Reproduce the data exactly and drop any pictures it holds.

** Begin Task inputs **

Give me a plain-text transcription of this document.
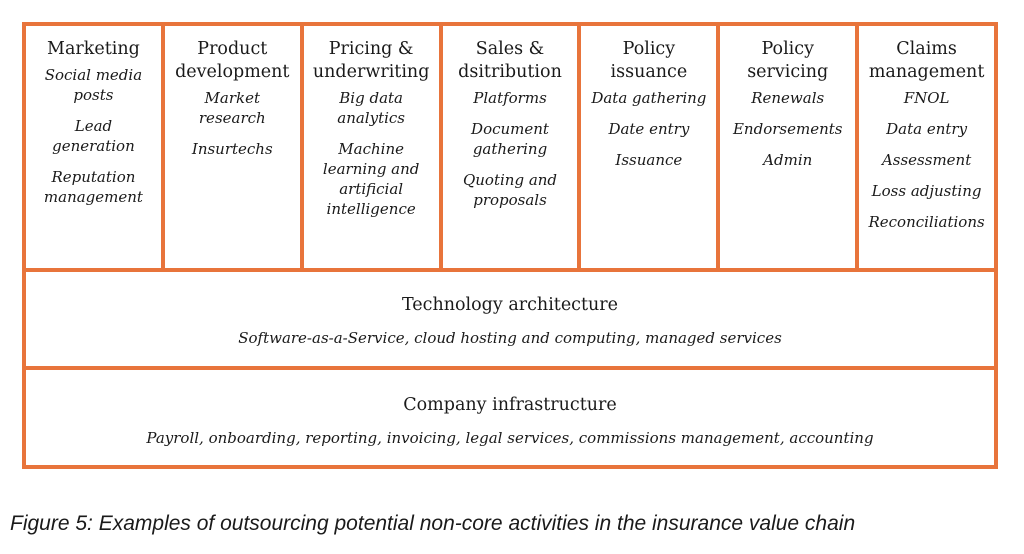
Marketing
Social media posts
Lead generation
Reputation management
Product development
Market research
Insurtechs
Pricing & underwriting
Big data analytics
Machine learning and artificial intelligence
Sales & dsitribution
Platforms
Document gathering
Quoting and proposals
Policy issuance
Data gathering
Date entry
Issuance
Policy servicing
Renewals
Endorsements
Admin
Claims management
FNOL
Data entry
Assessment
Loss adjusting
Reconciliations
Technology architecture
Software-as-a-Service, cloud hosting and computing, managed services
Company infrastructure
Payroll, onboarding, reporting, invoicing, legal services, commissions management, accounting
Figure 5: Examples of outsourcing potential non-core activities in the insurance value chain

** End Task inputs **

_Task answer_
Give me a plain-text transcription of this document.
Marketing
Social media posts
Lead generation
Reputation management
Product development
Market research
Insurtechs
Pricing & underwriting
Big data analytics
Machine learning and artificial intelligence
Sales & dsitribution
Platforms
Document gathering
Quoting and proposals
Policy issuance
Data gathering
Date entry
Issuance
Policy servicing
Renewals
Endorsements
Admin
Claims management
FNOL
Data entry
Assessment
Loss adjusting
Reconciliations
Technology architecture
Software-as-a-Service, cloud hosting and computing, managed services
Company infrastructure
Payroll, onboarding, reporting, invoicing, legal services, commissions management, accounting
Figure 5: Examples of outsourcing potential non-core activities in the insurance value chain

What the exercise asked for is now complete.